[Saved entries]
###

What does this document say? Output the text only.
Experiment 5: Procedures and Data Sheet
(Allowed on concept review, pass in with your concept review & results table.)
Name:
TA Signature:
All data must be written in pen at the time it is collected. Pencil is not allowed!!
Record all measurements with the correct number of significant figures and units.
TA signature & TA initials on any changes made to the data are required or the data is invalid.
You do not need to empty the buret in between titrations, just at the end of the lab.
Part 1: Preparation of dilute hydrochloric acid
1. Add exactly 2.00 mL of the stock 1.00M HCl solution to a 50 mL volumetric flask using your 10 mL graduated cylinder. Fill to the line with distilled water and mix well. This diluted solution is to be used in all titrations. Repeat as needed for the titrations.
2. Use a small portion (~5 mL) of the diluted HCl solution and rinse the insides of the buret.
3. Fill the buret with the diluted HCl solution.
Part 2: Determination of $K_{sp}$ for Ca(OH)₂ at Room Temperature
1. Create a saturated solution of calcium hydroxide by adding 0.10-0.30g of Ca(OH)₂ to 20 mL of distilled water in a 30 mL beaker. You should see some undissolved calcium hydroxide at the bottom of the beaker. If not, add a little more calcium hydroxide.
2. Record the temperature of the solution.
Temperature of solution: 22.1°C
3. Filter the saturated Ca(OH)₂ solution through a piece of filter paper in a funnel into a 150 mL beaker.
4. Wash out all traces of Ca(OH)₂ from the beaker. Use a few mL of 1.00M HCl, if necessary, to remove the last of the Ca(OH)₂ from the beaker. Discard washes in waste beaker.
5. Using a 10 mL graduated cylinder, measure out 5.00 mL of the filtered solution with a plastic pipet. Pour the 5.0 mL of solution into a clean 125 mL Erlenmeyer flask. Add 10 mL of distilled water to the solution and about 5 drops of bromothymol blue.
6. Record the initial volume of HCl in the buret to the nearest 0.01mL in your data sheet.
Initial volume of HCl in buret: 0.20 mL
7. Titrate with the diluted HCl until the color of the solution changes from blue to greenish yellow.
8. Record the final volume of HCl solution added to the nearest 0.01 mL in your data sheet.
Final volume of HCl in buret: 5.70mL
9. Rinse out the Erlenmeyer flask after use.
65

###

YOUR GOAL. Extract the full listing above without alteration.

EXERCISE ANSWER.
What does this document say? Output the text only.
Experiment 5: Procedures and Data Sheet
(Allowed on concept review, pass in with your concept review & results table.)
Name:
TA Signature:
All data must be written in pen at the time it is collected. Pencil is not allowed!!
Record all measurements with the correct number of significant figures and units.
TA signature & TA initials on any changes made to the data are required or the data is invalid.
You do not need to empty the buret in between titrations, just at the end of the lab.
Part 1: Preparation of dilute hydrochloric acid
1. Add exactly 2.00 mL of the stock 1.00M HCl solution to a 50 mL volumetric flask using your 10 mL graduated cylinder. Fill to the line with distilled water and mix well. This diluted solution is to be used in all titrations. Repeat as needed for the titrations.
2. Use a small portion (~5 mL) of the diluted HCl solution and rinse the insides of the buret.
3. Fill the buret with the diluted HCl solution.
Part 2: Determination of $K_{sp}$ for Ca(OH)₂ at Room Temperature
1. Create a saturated solution of calcium hydroxide by adding 0.10-0.30g of Ca(OH)₂ to 20 mL of distilled water in a 30 mL beaker. You should see some undissolved calcium hydroxide at the bottom of the beaker. If not, add a little more calcium hydroxide.
2. Record the temperature of the solution.
Temperature of solution: 22.1°C
3. Filter the saturated Ca(OH)₂ solution through a piece of filter paper in a funnel into a 150 mL beaker.
4. Wash out all traces of Ca(OH)₂ from the beaker. Use a few mL of 1.00M HCl, if necessary, to remove the last of the Ca(OH)₂ from the beaker. Discard washes in waste beaker.
5. Using a 10 mL graduated cylinder, measure out 5.00 mL of the filtered solution with a plastic pipet. Pour the 5.0 mL of solution into a clean 125 mL Erlenmeyer flask. Add 10 mL of distilled water to the solution and about 5 drops of bromothymol blue.
6. Record the initial volume of HCl in the buret to the nearest 0.01mL in your data sheet.
Initial volume of HCl in buret: 0.20 mL
7. Titrate with the diluted HCl until the color of the solution changes from blue to greenish yellow.
8. Record the final volume of HCl solution added to the nearest 0.01 mL in your data sheet.
Final volume of HCl in buret: 5.70mL
9. Rinse out the Erlenmeyer flask after use.
65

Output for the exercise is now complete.